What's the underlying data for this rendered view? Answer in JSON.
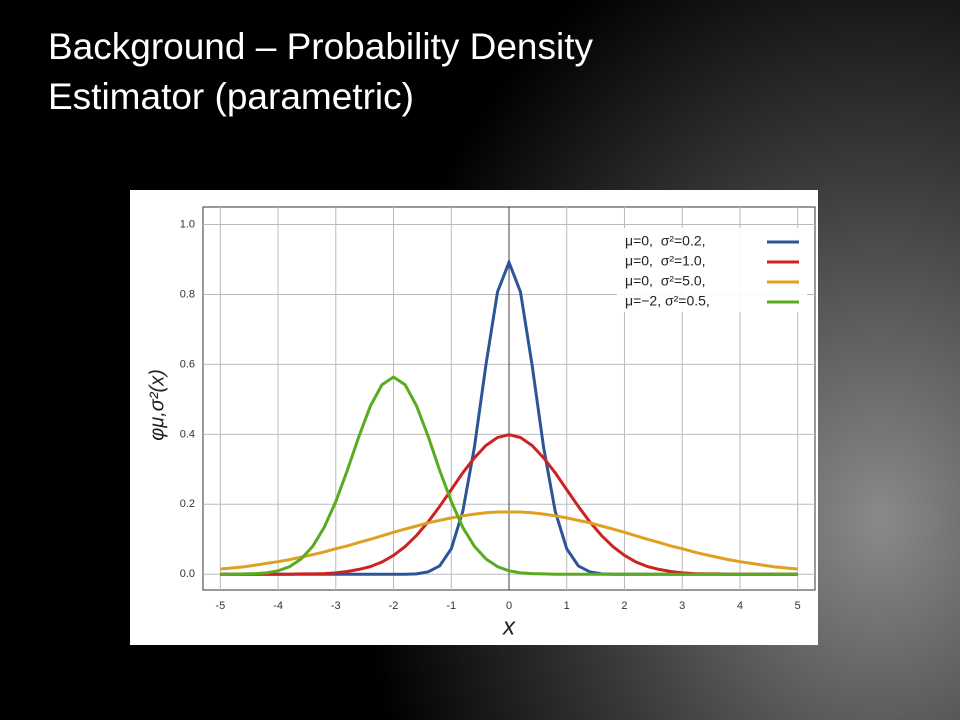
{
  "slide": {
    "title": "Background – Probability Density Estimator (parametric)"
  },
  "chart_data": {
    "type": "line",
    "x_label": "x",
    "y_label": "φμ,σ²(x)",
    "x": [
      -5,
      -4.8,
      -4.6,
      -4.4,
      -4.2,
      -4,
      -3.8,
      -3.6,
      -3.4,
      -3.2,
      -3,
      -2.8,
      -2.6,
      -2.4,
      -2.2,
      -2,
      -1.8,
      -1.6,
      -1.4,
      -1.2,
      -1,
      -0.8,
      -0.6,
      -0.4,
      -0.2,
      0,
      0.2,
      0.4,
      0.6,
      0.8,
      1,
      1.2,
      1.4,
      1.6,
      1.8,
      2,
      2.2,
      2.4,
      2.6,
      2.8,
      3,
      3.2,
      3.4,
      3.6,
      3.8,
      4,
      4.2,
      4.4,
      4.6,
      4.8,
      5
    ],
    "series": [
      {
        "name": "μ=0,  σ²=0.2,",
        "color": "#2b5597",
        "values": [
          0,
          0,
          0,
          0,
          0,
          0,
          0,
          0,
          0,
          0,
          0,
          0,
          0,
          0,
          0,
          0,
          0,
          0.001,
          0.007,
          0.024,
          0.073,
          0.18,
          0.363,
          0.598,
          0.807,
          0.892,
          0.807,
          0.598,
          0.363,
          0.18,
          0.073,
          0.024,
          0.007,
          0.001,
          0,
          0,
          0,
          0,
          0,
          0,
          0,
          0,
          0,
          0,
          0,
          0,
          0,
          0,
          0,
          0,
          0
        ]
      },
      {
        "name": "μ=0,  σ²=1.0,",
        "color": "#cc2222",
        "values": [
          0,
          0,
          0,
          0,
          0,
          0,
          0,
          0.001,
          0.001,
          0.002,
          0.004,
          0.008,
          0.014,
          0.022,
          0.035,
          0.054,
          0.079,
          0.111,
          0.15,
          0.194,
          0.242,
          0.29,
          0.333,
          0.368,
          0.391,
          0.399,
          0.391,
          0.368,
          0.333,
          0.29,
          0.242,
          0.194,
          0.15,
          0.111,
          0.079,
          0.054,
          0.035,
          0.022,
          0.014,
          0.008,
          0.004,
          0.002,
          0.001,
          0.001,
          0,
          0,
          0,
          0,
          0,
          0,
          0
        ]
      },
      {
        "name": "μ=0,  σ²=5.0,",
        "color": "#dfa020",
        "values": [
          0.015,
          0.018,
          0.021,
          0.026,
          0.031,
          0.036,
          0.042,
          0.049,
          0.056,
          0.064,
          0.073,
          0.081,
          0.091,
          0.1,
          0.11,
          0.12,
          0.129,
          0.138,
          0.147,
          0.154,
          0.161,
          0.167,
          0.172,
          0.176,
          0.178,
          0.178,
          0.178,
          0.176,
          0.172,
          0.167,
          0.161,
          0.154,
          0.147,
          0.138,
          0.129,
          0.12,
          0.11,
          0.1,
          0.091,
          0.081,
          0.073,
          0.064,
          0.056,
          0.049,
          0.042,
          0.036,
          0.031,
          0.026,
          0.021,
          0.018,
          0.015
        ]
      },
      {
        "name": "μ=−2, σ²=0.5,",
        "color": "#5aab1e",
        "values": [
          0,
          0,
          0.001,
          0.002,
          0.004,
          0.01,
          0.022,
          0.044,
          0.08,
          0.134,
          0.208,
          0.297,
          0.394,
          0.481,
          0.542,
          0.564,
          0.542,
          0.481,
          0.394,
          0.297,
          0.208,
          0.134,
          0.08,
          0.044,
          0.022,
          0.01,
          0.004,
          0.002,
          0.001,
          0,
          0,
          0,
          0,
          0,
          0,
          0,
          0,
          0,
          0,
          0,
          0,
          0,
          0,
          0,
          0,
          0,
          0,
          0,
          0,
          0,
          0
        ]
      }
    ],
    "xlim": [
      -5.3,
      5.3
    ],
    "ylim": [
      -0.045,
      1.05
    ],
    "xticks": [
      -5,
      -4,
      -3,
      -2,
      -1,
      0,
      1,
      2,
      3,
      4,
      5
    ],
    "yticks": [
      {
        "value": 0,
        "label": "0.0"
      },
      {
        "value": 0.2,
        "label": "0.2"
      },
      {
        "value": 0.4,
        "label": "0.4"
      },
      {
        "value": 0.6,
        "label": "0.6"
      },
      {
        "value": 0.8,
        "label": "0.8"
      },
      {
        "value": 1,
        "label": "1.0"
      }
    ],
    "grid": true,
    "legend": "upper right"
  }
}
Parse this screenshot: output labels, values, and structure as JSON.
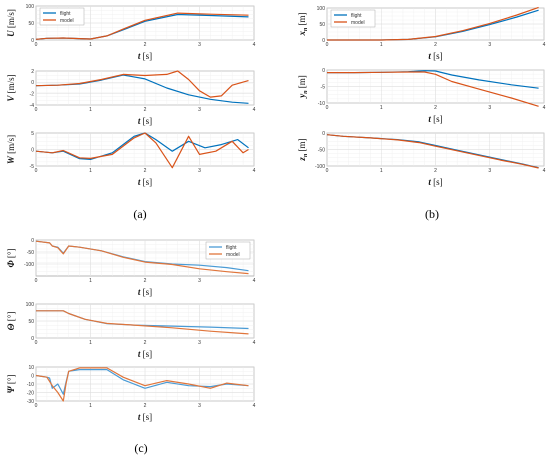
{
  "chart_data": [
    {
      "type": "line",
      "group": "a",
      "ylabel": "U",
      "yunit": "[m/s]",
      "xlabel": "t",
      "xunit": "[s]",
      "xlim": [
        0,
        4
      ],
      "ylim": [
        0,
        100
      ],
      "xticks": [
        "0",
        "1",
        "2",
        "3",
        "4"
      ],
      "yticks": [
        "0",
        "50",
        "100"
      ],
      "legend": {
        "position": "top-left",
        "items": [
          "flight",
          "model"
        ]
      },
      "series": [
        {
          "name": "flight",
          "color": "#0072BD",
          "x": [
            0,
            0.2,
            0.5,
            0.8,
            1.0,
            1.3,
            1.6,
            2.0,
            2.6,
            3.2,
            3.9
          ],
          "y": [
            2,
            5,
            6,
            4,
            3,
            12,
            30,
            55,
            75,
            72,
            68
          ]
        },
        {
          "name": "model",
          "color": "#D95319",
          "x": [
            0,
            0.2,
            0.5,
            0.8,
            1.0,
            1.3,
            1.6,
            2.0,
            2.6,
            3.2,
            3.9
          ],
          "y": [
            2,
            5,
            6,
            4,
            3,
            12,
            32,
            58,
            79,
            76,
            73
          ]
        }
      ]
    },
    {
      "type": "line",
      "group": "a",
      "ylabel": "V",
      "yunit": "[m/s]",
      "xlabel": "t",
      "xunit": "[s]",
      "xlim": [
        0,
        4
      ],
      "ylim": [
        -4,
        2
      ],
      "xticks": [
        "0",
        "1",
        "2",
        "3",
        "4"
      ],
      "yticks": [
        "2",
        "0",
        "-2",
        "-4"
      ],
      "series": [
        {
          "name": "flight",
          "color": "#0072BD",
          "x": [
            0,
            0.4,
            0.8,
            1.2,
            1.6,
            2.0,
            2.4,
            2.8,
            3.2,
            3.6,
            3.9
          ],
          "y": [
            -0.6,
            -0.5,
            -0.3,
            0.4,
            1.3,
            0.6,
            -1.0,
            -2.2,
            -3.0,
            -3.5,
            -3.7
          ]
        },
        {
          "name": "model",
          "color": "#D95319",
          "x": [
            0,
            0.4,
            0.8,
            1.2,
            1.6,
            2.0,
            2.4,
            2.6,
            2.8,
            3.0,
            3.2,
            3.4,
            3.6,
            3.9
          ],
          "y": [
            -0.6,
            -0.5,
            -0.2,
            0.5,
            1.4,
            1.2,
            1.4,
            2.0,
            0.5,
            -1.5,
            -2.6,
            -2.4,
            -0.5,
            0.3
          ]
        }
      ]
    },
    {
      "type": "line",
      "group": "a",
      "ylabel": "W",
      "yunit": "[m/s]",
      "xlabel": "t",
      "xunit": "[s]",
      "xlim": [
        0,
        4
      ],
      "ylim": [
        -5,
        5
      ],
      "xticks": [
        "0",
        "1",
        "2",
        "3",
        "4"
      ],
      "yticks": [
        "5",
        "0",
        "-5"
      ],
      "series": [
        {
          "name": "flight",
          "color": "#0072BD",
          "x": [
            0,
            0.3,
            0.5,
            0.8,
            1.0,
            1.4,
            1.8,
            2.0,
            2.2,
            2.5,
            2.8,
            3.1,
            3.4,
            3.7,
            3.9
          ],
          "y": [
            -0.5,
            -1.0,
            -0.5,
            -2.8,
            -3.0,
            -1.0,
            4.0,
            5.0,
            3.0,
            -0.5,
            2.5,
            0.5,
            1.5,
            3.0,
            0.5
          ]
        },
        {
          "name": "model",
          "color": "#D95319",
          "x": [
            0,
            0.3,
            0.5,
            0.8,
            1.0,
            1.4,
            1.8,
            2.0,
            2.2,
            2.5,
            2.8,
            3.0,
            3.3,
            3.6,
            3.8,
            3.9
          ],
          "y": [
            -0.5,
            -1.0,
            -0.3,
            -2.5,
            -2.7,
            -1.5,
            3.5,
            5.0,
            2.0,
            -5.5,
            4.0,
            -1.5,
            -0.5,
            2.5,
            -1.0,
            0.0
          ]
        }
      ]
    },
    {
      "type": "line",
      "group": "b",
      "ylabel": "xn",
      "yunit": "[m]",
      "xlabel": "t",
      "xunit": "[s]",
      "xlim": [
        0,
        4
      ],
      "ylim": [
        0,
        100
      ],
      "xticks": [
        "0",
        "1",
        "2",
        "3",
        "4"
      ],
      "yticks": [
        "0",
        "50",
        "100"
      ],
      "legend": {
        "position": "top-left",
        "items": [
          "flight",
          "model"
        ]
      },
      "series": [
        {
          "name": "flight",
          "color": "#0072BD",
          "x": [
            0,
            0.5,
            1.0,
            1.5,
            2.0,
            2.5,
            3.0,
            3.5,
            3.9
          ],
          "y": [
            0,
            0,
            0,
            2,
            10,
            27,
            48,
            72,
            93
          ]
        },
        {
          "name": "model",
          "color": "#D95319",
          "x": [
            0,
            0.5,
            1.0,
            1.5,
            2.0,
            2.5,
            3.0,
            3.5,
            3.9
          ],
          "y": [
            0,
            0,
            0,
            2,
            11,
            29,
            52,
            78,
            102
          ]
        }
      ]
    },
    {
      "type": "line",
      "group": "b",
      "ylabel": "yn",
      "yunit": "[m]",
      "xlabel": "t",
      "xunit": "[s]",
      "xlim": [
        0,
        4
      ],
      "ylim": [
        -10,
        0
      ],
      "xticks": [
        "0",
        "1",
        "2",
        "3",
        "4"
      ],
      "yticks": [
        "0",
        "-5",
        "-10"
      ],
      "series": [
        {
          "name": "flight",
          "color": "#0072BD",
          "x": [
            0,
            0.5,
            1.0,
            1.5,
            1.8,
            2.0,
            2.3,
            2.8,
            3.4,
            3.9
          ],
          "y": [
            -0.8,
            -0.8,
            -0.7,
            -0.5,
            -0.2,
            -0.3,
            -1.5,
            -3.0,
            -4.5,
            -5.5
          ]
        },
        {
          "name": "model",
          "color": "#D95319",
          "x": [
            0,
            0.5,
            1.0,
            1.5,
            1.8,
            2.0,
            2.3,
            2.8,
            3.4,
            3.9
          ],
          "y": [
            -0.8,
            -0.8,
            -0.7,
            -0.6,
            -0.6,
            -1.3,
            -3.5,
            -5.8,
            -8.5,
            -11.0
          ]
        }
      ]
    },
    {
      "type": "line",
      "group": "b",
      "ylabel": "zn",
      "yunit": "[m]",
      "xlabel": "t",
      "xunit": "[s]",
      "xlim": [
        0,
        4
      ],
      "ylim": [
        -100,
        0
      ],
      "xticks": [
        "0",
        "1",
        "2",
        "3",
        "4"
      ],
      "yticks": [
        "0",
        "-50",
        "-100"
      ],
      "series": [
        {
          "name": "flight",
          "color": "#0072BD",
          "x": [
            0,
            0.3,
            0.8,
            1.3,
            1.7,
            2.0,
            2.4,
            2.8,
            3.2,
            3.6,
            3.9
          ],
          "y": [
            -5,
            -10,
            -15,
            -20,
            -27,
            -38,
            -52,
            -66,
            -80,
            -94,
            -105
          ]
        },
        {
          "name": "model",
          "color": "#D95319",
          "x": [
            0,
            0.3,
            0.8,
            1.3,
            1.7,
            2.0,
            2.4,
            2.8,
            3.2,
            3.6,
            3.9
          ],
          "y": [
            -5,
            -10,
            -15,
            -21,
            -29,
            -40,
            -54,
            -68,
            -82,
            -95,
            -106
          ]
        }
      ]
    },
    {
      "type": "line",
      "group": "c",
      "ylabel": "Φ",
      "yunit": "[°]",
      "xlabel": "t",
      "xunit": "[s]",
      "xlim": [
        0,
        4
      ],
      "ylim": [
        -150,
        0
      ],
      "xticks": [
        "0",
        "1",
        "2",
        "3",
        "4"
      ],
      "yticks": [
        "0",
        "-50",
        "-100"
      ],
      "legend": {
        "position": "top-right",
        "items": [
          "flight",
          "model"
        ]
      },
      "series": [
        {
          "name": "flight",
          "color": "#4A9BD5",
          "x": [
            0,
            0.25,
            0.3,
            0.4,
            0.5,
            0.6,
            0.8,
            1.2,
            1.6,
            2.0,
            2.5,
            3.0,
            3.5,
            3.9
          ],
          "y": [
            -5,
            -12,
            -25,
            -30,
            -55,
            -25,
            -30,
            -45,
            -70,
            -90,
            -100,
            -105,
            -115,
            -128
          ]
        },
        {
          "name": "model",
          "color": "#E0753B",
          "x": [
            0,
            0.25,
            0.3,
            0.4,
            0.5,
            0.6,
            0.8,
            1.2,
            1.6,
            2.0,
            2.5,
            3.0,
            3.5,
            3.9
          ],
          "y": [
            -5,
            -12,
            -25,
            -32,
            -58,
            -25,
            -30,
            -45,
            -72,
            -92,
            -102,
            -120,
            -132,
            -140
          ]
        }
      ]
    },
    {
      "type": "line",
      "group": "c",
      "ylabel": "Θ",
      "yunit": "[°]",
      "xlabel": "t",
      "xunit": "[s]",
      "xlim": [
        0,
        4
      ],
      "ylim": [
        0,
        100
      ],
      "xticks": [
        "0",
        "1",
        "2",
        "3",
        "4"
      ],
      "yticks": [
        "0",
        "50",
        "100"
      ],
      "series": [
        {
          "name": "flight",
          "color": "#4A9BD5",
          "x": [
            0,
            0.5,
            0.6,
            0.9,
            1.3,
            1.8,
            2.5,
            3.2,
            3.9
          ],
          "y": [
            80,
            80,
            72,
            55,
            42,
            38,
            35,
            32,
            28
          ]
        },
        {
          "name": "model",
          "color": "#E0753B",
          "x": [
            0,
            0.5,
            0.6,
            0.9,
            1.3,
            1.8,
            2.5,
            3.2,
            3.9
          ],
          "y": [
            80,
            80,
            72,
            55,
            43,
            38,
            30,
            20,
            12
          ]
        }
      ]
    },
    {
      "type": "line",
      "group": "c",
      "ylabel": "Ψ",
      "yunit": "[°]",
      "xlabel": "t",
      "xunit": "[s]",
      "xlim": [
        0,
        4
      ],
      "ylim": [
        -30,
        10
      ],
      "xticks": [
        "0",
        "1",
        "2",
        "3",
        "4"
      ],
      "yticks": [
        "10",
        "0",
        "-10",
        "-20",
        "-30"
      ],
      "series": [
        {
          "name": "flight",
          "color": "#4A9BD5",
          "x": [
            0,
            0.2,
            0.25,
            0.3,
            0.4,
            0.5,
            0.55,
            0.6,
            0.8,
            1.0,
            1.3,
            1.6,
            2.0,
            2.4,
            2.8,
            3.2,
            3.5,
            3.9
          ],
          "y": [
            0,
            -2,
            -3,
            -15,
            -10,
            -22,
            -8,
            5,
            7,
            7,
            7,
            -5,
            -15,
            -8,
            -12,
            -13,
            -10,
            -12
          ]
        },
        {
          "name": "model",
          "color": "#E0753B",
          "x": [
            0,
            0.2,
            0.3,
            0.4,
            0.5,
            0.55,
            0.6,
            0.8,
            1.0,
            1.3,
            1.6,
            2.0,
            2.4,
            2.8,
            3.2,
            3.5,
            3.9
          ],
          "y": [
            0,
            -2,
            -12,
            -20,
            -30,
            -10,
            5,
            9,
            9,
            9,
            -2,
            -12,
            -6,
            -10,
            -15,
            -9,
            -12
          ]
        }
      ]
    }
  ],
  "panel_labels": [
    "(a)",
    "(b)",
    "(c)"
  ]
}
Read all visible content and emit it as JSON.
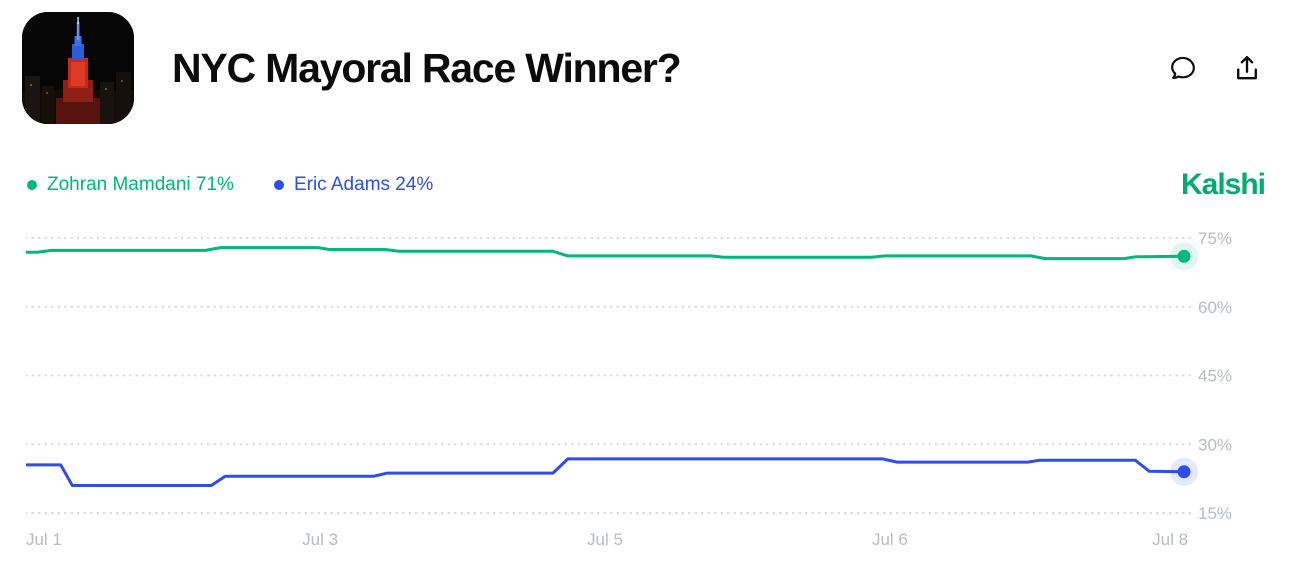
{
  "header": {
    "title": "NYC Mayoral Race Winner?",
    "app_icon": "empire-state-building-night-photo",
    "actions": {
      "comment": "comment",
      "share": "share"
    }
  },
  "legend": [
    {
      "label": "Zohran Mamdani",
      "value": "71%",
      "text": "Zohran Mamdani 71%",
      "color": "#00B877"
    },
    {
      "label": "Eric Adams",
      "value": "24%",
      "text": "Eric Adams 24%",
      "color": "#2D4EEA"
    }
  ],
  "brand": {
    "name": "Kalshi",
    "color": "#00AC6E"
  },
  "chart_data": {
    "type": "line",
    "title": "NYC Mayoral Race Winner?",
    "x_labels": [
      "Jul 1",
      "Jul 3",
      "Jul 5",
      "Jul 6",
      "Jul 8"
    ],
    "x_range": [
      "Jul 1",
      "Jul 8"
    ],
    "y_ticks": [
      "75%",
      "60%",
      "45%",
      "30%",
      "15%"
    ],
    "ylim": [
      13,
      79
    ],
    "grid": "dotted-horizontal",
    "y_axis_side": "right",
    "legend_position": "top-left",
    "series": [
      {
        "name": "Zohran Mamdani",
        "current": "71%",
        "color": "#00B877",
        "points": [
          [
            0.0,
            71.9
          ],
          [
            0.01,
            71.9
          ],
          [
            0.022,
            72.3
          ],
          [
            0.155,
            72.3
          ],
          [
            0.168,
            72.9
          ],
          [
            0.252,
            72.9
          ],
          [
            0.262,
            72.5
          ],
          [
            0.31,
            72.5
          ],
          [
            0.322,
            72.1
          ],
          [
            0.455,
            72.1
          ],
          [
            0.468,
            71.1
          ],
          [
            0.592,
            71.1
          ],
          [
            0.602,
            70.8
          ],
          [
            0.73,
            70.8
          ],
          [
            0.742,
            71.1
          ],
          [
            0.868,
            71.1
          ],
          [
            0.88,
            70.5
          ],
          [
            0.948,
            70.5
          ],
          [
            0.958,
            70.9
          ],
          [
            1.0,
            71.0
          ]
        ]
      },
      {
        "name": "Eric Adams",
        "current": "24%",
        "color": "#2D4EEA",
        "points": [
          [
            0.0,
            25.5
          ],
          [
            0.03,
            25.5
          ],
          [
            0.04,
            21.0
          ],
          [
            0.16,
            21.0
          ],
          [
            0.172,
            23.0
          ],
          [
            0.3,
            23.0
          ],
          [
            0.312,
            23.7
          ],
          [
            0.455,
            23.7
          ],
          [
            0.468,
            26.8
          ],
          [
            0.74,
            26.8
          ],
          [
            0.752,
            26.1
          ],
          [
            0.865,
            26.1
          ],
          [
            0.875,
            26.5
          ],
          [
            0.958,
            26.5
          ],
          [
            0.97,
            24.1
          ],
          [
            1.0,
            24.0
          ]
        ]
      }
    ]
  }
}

☆ ☆ ☆ ☆ ☆

### [Task to carry out]
Select every line in the records above that contains the word "text".

### [Response to this task]
      "text": "Zohran Mamdani 71%",
      "text": "Eric Adams 24%",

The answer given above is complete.